> [Request]: Extract every line of the material that holds the string "kesetaraan".

> [Records shown]:
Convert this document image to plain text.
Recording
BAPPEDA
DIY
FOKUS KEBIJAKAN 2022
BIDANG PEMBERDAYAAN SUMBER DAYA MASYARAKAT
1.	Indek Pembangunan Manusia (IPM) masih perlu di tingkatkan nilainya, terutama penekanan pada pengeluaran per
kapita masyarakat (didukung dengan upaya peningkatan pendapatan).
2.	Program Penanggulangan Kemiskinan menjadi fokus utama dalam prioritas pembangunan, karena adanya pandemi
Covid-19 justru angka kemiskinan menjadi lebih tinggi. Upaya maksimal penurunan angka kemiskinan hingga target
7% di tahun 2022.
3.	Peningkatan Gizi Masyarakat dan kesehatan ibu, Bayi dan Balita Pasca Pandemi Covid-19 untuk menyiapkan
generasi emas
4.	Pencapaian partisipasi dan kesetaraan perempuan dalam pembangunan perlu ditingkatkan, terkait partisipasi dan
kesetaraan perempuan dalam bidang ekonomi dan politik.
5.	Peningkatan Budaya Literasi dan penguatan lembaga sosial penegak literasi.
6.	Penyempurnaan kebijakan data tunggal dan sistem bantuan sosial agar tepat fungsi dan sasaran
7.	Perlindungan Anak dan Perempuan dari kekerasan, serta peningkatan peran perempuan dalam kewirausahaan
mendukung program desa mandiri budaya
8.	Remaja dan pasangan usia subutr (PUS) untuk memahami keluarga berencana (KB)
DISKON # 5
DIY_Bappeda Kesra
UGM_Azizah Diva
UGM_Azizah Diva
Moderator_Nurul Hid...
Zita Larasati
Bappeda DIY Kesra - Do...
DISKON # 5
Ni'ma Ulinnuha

---

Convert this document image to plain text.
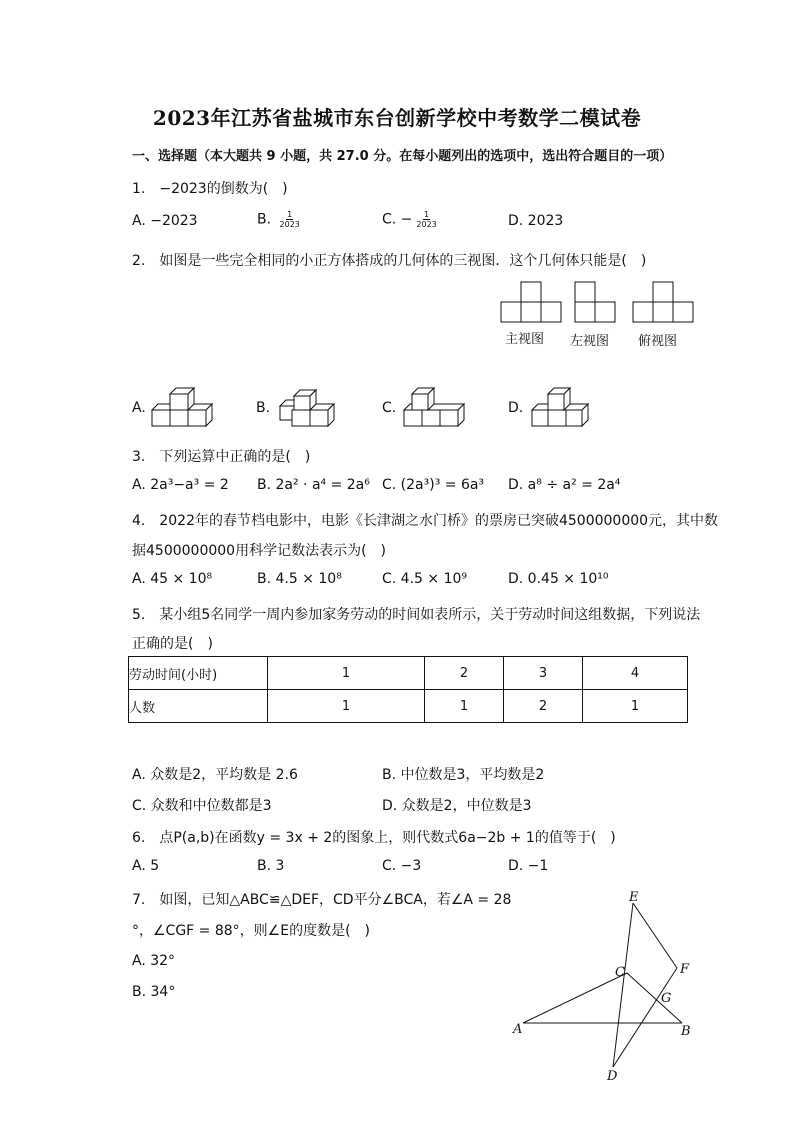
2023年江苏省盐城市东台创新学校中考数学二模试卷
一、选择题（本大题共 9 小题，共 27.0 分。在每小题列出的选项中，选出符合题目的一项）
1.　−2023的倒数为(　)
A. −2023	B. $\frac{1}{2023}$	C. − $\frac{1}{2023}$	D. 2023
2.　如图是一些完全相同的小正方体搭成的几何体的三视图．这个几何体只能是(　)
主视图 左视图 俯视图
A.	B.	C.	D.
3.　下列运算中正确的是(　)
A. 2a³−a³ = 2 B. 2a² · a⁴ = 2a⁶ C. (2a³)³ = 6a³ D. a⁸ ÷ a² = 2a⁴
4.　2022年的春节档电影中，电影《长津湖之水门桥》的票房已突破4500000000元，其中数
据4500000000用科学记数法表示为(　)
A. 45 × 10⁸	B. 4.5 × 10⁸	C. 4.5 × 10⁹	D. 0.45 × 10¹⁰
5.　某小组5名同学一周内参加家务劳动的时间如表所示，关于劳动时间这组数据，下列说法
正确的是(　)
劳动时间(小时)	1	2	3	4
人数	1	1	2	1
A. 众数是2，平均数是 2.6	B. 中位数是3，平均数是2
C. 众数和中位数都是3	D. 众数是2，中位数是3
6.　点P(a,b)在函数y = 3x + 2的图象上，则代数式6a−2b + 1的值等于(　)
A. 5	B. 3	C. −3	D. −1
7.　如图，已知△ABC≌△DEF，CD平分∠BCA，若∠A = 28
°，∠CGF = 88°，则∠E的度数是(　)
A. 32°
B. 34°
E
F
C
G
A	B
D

--

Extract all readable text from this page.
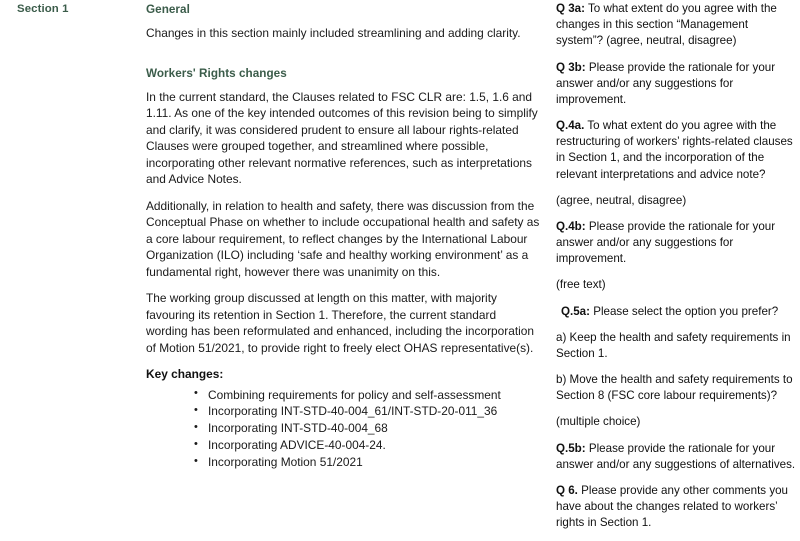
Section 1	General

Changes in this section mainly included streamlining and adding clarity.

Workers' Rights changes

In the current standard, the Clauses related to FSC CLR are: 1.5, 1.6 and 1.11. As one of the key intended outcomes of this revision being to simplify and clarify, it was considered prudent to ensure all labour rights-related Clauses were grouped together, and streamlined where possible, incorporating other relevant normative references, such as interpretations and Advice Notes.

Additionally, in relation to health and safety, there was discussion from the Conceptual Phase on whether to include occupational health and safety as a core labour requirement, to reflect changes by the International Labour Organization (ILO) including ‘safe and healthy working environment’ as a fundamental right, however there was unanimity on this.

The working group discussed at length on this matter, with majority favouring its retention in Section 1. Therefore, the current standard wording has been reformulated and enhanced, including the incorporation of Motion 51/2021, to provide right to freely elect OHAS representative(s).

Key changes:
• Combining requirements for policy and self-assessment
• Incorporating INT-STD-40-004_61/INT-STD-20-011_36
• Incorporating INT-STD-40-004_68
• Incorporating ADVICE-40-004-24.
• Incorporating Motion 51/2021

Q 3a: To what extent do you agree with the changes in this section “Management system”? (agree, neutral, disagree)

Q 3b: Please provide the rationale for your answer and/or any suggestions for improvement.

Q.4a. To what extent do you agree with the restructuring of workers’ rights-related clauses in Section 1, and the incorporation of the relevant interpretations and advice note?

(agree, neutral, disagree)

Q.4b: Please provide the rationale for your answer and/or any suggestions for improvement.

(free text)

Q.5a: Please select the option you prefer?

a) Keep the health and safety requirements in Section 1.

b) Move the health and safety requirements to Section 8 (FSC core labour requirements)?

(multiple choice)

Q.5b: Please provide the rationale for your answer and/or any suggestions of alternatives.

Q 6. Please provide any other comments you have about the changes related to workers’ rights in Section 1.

> [Answer to the exercise]:
4.	Pencapaian partisipasi dan kesetaraan perempuan dalam pembangunan perlu ditingkatkan, terkait partisipasi dan
kesetaraan perempuan dalam bidang ekonomi dan politik.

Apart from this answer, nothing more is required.